[Stored data]

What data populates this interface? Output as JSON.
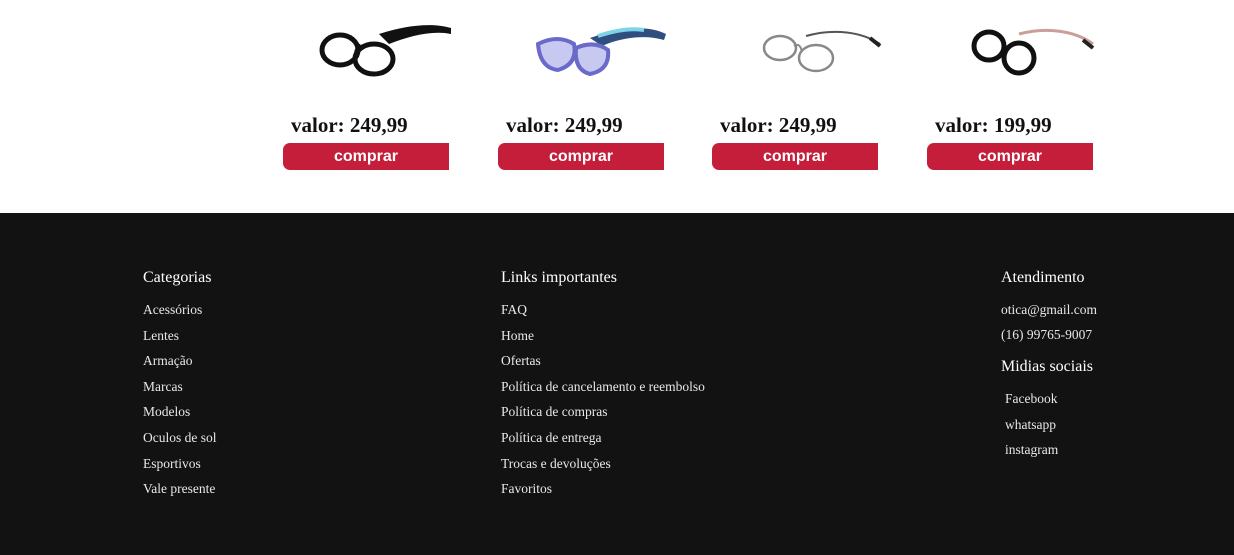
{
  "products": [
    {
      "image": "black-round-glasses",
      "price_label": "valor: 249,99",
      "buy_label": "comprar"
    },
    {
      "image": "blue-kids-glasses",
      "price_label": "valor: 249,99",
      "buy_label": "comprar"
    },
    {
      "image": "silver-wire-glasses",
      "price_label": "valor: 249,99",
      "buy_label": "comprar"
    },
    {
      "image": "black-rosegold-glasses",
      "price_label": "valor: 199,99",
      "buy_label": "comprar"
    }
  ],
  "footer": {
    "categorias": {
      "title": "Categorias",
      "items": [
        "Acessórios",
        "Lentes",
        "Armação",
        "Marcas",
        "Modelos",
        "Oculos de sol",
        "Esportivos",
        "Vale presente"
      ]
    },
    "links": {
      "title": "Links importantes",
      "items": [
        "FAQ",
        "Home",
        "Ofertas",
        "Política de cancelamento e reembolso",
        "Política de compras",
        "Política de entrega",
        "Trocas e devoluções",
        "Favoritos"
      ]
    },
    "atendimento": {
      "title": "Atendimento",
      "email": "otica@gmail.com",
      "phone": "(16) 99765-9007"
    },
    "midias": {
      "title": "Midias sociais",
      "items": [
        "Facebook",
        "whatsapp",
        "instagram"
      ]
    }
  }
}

WHAT YOU WILL DO —
Give back all entries exactly. No pictures belong in the copy.

RESPONSE TO THE TASK —
What data populates this interface? Output as JSON.
{
  "products": [
    {
      "image": "black-round-glasses",
      "price_label": "valor: 249,99",
      "buy_label": "comprar"
    },
    {
      "image": "blue-kids-glasses",
      "price_label": "valor: 249,99",
      "buy_label": "comprar"
    },
    {
      "image": "silver-wire-glasses",
      "price_label": "valor: 249,99",
      "buy_label": "comprar"
    },
    {
      "image": "black-rosegold-glasses",
      "price_label": "valor: 199,99",
      "buy_label": "comprar"
    }
  ],
  "footer": {
    "categorias": {
      "title": "Categorias",
      "items": [
        "Acessórios",
        "Lentes",
        "Armação",
        "Marcas",
        "Modelos",
        "Oculos de sol",
        "Esportivos",
        "Vale presente"
      ]
    },
    "links": {
      "title": "Links importantes",
      "items": [
        "FAQ",
        "Home",
        "Ofertas",
        "Política de cancelamento e reembolso",
        "Política de compras",
        "Política de entrega",
        "Trocas e devoluções",
        "Favoritos"
      ]
    },
    "atendimento": {
      "title": "Atendimento",
      "email": "otica@gmail.com",
      "phone": "(16) 99765-9007"
    },
    "midias": {
      "title": "Midias sociais",
      "items": [
        "Facebook",
        "whatsapp",
        "instagram"
      ]
    }
  }
}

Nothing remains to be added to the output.